Collected data
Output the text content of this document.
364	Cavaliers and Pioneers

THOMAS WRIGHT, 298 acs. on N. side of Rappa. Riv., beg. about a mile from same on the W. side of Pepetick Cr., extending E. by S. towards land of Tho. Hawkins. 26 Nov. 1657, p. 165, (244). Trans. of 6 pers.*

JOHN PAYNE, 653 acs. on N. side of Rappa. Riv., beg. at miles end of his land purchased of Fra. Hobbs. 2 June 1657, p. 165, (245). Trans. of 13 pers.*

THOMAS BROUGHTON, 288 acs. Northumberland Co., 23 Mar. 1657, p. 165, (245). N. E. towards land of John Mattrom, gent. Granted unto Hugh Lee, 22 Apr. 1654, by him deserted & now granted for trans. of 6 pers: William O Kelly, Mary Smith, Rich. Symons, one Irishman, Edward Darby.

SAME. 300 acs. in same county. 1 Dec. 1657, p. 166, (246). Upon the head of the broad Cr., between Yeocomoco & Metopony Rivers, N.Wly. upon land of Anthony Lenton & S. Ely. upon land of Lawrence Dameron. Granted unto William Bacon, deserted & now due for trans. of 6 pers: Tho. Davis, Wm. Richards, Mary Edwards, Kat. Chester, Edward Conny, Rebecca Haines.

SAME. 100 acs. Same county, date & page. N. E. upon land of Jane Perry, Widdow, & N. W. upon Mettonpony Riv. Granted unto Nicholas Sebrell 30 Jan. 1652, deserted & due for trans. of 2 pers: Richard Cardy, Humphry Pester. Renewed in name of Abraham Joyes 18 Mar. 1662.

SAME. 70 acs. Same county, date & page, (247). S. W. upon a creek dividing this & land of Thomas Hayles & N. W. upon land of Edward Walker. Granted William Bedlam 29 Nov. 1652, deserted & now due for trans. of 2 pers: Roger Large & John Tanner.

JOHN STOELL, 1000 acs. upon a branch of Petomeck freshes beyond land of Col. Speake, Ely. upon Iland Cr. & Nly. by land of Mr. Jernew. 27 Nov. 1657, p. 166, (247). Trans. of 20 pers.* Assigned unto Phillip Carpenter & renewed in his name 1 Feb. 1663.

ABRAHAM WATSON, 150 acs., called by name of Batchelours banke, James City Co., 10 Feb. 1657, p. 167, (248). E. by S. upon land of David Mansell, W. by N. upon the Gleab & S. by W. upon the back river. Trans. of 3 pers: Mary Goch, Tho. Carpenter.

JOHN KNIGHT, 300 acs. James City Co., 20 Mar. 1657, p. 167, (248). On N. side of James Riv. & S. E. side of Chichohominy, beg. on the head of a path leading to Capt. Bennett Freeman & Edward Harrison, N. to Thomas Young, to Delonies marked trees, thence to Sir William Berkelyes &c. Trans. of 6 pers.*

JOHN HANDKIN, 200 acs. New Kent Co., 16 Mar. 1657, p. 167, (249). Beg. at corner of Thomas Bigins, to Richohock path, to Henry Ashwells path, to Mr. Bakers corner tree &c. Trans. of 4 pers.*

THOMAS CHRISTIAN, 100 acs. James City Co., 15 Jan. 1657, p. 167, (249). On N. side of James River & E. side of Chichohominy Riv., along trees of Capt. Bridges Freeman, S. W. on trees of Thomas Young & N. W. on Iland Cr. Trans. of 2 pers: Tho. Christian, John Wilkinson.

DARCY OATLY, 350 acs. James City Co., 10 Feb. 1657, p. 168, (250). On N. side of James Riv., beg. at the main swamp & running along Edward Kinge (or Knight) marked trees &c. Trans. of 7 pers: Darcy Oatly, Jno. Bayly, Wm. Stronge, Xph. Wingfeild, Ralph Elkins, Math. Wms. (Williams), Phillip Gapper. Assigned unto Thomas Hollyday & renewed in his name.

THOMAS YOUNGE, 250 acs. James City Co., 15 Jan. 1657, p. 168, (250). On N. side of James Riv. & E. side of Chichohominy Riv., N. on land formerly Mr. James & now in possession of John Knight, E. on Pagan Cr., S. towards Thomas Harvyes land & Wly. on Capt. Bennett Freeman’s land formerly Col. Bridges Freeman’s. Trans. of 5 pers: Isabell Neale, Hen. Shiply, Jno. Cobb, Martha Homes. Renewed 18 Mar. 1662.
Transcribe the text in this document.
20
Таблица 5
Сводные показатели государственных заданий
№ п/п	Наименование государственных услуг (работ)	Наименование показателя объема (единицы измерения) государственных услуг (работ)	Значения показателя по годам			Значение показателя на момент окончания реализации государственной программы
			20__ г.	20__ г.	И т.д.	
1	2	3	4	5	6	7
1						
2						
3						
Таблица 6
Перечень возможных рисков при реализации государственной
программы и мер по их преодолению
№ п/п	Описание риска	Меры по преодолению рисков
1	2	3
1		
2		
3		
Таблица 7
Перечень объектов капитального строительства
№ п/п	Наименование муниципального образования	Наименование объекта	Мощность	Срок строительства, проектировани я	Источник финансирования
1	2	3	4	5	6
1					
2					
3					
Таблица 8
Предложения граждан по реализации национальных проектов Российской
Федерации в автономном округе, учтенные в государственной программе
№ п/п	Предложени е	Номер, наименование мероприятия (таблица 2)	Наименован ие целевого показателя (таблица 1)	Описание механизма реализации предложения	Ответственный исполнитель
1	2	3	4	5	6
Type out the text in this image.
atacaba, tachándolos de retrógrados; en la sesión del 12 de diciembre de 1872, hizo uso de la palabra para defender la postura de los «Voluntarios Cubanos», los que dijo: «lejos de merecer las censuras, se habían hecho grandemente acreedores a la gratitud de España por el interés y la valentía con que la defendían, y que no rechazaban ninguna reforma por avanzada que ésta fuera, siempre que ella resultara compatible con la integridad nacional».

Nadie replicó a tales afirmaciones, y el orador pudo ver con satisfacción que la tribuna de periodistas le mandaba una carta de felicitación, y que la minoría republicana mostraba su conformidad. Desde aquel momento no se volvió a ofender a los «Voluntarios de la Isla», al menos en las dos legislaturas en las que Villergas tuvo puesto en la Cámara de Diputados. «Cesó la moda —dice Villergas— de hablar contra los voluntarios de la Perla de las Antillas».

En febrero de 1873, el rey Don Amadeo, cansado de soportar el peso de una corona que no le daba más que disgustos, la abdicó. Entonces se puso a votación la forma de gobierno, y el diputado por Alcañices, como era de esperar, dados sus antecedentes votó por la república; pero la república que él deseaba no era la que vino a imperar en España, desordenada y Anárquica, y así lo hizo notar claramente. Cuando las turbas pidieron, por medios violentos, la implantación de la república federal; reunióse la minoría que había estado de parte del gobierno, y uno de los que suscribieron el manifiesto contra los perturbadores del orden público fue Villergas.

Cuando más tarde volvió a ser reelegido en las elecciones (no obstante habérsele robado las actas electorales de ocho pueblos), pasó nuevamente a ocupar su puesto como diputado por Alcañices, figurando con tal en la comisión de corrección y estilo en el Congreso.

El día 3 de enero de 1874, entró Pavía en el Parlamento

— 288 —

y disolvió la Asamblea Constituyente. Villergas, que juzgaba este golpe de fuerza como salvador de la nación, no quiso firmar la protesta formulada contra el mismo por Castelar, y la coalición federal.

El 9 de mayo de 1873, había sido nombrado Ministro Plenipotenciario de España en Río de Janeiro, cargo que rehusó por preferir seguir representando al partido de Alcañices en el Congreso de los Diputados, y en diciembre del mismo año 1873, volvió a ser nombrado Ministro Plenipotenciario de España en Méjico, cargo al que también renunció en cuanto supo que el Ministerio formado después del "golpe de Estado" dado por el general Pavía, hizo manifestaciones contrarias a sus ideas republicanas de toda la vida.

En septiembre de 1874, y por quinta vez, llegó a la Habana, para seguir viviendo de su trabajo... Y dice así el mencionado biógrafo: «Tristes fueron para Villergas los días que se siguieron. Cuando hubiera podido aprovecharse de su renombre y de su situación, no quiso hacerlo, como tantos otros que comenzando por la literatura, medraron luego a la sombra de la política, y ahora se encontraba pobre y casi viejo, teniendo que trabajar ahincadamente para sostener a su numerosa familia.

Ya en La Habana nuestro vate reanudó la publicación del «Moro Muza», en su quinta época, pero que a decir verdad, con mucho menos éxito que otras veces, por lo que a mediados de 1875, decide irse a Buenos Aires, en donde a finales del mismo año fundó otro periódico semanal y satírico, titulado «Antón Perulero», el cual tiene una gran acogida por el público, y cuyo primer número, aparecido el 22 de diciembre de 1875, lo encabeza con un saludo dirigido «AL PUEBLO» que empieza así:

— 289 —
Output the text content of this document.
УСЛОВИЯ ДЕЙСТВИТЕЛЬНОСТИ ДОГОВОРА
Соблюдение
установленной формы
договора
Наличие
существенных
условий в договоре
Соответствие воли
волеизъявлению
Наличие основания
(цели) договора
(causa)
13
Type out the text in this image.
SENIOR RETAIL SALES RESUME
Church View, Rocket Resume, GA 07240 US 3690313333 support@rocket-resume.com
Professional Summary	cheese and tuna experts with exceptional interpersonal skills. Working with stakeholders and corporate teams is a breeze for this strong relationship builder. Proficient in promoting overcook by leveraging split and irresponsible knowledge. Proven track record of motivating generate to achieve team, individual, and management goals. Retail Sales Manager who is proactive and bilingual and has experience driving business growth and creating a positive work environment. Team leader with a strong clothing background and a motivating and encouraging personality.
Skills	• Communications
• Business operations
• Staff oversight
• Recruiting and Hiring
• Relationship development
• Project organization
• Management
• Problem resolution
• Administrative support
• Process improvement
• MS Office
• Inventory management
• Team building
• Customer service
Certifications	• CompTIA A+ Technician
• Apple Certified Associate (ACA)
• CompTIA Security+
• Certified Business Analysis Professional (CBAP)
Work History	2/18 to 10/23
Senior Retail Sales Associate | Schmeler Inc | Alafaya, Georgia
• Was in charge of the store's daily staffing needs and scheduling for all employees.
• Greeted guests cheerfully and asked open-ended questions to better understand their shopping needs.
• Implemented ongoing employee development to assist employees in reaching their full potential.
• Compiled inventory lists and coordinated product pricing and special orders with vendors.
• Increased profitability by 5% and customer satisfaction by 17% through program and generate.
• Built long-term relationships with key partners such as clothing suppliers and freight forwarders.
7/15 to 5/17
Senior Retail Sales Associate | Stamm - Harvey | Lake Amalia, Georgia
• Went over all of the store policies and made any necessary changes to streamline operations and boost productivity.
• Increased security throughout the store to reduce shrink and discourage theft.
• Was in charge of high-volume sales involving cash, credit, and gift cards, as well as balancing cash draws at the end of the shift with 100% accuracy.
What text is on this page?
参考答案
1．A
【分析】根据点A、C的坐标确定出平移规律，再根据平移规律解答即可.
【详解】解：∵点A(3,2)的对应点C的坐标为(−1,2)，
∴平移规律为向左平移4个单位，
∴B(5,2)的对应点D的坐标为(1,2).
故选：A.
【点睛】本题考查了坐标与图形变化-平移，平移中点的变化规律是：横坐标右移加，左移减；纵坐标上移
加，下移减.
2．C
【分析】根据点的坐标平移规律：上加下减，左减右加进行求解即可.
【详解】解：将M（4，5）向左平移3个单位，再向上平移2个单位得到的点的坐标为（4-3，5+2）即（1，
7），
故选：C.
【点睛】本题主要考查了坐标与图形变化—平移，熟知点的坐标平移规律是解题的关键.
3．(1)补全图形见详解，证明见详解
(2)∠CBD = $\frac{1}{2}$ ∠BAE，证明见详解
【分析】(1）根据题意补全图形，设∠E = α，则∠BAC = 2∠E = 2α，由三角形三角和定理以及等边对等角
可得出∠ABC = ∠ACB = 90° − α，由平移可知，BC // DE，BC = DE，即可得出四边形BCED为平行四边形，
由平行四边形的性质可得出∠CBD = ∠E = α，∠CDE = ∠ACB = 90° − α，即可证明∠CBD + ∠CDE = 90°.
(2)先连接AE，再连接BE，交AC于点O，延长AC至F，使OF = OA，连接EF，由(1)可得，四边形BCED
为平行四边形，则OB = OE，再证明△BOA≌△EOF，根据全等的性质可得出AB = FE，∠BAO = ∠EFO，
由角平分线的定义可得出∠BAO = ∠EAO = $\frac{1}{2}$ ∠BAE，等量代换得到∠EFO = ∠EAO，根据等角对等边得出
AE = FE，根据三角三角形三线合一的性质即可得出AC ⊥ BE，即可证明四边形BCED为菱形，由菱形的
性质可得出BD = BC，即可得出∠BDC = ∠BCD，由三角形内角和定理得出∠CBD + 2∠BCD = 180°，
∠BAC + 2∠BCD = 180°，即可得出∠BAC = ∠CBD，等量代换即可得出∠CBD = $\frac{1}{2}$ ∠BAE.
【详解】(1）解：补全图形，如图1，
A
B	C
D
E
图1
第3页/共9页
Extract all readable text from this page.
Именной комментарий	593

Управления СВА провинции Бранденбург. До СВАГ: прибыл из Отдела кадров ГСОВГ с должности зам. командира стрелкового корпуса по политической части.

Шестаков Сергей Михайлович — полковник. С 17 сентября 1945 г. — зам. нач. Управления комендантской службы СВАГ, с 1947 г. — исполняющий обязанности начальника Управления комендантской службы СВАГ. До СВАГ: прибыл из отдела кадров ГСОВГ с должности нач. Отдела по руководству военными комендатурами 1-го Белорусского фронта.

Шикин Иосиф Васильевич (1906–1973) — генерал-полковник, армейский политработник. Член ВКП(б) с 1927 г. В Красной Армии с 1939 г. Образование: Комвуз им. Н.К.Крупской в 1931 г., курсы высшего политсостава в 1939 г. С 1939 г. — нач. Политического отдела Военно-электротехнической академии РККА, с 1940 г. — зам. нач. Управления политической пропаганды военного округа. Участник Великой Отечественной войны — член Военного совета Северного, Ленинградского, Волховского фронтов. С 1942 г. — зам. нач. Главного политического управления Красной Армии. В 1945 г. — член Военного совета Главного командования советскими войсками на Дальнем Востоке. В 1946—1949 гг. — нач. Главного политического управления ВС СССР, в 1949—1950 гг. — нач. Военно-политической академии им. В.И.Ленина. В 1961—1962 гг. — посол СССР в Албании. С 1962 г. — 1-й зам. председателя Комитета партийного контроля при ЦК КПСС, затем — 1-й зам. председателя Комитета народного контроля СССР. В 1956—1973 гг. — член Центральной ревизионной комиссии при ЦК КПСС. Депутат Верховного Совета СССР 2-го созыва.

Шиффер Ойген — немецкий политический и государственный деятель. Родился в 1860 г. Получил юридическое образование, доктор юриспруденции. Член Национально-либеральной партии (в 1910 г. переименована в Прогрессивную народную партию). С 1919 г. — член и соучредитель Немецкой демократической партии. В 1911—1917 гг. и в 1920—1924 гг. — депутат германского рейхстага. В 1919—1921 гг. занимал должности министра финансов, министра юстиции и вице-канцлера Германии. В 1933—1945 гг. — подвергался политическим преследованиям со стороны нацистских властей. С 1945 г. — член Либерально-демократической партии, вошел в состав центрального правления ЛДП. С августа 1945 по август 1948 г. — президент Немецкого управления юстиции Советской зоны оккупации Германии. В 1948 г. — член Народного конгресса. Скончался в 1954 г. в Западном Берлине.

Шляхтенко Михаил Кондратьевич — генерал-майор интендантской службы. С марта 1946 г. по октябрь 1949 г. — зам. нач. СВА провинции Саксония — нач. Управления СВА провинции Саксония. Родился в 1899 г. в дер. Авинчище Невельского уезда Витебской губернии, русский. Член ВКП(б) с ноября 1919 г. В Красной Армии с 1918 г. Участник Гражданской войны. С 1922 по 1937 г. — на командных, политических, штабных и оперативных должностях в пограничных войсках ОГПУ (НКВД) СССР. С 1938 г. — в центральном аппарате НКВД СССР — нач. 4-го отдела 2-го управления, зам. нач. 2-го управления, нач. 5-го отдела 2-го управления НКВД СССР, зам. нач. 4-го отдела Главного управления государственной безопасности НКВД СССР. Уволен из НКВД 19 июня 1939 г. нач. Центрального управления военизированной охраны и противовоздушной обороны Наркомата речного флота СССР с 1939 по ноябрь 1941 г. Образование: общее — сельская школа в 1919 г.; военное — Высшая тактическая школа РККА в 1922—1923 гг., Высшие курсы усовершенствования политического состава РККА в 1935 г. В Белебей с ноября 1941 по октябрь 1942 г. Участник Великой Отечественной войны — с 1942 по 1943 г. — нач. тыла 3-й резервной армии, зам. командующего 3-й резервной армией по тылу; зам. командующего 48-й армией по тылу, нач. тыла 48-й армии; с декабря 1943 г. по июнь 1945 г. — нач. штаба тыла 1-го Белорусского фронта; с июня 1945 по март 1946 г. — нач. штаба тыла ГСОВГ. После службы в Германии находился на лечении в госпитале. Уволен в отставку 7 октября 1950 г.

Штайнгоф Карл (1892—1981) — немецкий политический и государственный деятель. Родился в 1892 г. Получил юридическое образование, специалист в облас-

WHAT IS REQUIRED - Isolate the lines above that contain the word "CompTIA" and copy them.

FINISHED TASK -
Certifications	• CompTIA A+ Technician
• CompTIA Security+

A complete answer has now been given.